▸ **What the task requires**
Reproduce the data that follows in its entirety, character for character.

▸ **Available data**
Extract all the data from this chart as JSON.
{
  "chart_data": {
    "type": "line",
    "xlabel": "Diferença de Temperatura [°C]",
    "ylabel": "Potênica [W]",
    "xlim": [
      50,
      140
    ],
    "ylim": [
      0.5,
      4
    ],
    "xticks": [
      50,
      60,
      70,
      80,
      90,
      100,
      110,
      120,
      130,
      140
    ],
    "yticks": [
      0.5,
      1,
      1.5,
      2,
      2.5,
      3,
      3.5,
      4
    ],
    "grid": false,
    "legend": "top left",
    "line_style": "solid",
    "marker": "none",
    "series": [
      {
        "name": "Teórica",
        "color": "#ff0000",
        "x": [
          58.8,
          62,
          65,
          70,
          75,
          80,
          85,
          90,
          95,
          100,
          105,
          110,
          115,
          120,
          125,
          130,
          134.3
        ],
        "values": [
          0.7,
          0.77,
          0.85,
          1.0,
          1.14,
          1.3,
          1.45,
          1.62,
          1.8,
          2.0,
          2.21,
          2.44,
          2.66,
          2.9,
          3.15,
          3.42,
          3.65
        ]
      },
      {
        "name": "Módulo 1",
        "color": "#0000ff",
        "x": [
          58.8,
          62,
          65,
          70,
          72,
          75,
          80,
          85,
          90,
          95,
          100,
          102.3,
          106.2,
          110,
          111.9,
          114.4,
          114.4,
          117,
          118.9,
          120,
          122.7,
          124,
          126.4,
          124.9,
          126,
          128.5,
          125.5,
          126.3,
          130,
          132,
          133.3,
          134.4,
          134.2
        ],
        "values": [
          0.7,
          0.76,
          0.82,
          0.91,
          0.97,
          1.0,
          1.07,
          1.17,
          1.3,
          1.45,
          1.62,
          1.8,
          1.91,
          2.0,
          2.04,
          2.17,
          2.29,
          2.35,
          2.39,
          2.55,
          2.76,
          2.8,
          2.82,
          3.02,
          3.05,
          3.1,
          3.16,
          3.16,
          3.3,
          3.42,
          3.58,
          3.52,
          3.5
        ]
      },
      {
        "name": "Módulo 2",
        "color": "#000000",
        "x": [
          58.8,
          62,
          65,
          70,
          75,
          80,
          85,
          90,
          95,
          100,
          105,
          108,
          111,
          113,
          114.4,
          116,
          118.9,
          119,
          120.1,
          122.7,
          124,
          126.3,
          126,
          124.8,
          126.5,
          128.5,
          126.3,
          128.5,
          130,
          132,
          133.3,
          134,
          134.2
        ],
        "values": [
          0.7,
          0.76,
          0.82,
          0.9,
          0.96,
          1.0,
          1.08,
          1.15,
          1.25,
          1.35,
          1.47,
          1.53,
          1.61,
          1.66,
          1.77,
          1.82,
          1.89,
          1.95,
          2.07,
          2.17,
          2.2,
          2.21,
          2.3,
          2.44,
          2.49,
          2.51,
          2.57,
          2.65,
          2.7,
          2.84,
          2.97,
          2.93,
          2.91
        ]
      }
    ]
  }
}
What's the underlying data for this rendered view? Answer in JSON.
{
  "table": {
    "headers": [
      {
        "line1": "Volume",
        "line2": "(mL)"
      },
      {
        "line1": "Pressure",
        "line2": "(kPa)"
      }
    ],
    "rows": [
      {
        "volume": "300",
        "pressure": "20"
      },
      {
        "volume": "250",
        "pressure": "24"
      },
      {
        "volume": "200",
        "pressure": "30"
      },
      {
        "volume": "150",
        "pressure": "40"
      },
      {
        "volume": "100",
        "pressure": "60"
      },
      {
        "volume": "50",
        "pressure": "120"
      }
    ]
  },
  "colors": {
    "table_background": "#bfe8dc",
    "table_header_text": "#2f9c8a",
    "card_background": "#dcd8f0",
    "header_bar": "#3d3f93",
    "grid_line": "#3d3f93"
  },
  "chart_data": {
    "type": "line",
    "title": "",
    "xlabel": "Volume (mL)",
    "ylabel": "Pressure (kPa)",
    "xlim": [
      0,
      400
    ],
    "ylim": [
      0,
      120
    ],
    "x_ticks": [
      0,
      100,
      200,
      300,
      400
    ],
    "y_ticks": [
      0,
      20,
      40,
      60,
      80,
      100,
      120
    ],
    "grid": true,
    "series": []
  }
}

▸ **Answer for this exercise**
Extract all the data from this chart as JSON.
{
  "chart_data": {
    "type": "line",
    "xlabel": "Diferença de Temperatura [°C]",
    "ylabel": "Potênica [W]",
    "xlim": [
      50,
      140
    ],
    "ylim": [
      0.5,
      4
    ],
    "xticks": [
      50,
      60,
      70,
      80,
      90,
      100,
      110,
      120,
      130,
      140
    ],
    "yticks": [
      0.5,
      1,
      1.5,
      2,
      2.5,
      3,
      3.5,
      4
    ],
    "grid": false,
    "legend": "top left",
    "line_style": "solid",
    "marker": "none",
    "series": [
      {
        "name": "Teórica",
        "color": "#ff0000",
        "x": [
          58.8,
          62,
          65,
          70,
          75,
          80,
          85,
          90,
          95,
          100,
          105,
          110,
          115,
          120,
          125,
          130,
          134.3
        ],
        "values": [
          0.7,
          0.77,
          0.85,
          1.0,
          1.14,
          1.3,
          1.45,
          1.62,
          1.8,
          2.0,
          2.21,
          2.44,
          2.66,
          2.9,
          3.15,
          3.42,
          3.65
        ]
      },
      {
        "name": "Módulo 1",
        "color": "#0000ff",
        "x": [
          58.8,
          62,
          65,
          70,
          72,
          75,
          80,
          85,
          90,
          95,
          100,
          102.3,
          106.2,
          110,
          111.9,
          114.4,
          114.4,
          117,
          118.9,
          120,
          122.7,
          124,
          126.4,
          124.9,
          126,
          128.5,
          125.5,
          126.3,
          130,
          132,
          133.3,
          134.4,
          134.2
        ],
        "values": [
          0.7,
          0.76,
          0.82,
          0.91,
          0.97,
          1.0,
          1.07,
          1.17,
          1.3,
          1.45,
          1.62,
          1.8,
          1.91,
          2.0,
          2.04,
          2.17,
          2.29,
          2.35,
          2.39,
          2.55,
          2.76,
          2.8,
          2.82,
          3.02,
          3.05,
          3.1,
          3.16,
          3.16,
          3.3,
          3.42,
          3.58,
          3.52,
          3.5
        ]
      },
      {
        "name": "Módulo 2",
        "color": "#000000",
        "x": [
          58.8,
          62,
          65,
          70,
          75,
          80,
          85,
          90,
          95,
          100,
          105,
          108,
          111,
          113,
          114.4,
          116,
          118.9,
          119,
          120.1,
          122.7,
          124,
          126.3,
          126,
          124.8,
          126.5,
          128.5,
          126.3,
          128.5,
          130,
          132,
          133.3,
          134,
          134.2
        ],
        "values": [
          0.7,
          0.76,
          0.82,
          0.9,
          0.96,
          1.0,
          1.08,
          1.15,
          1.25,
          1.35,
          1.47,
          1.53,
          1.61,
          1.66,
          1.77,
          1.82,
          1.89,
          1.95,
          2.07,
          2.17,
          2.2,
          2.21,
          2.3,
          2.44,
          2.49,
          2.51,
          2.57,
          2.65,
          2.7,
          2.84,
          2.97,
          2.93,
          2.91
        ]
      }
    ]
  }
}
What's the underlying data for this rendered view? Answer in JSON.
{
  "table": {
    "headers": [
      {
        "line1": "Volume",
        "line2": "(mL)"
      },
      {
        "line1": "Pressure",
        "line2": "(kPa)"
      }
    ],
    "rows": [
      {
        "volume": "300",
        "pressure": "20"
      },
      {
        "volume": "250",
        "pressure": "24"
      },
      {
        "volume": "200",
        "pressure": "30"
      },
      {
        "volume": "150",
        "pressure": "40"
      },
      {
        "volume": "100",
        "pressure": "60"
      },
      {
        "volume": "50",
        "pressure": "120"
      }
    ]
  },
  "colors": {
    "table_background": "#bfe8dc",
    "table_header_text": "#2f9c8a",
    "card_background": "#dcd8f0",
    "header_bar": "#3d3f93",
    "grid_line": "#3d3f93"
  },
  "chart_data": {
    "type": "line",
    "title": "",
    "xlabel": "Volume (mL)",
    "ylabel": "Pressure (kPa)",
    "xlim": [
      0,
      400
    ],
    "ylim": [
      0,
      120
    ],
    "x_ticks": [
      0,
      100,
      200,
      300,
      400
    ],
    "y_ticks": [
      0,
      20,
      40,
      60,
      80,
      100,
      120
    ],
    "grid": true,
    "series": []
  }
}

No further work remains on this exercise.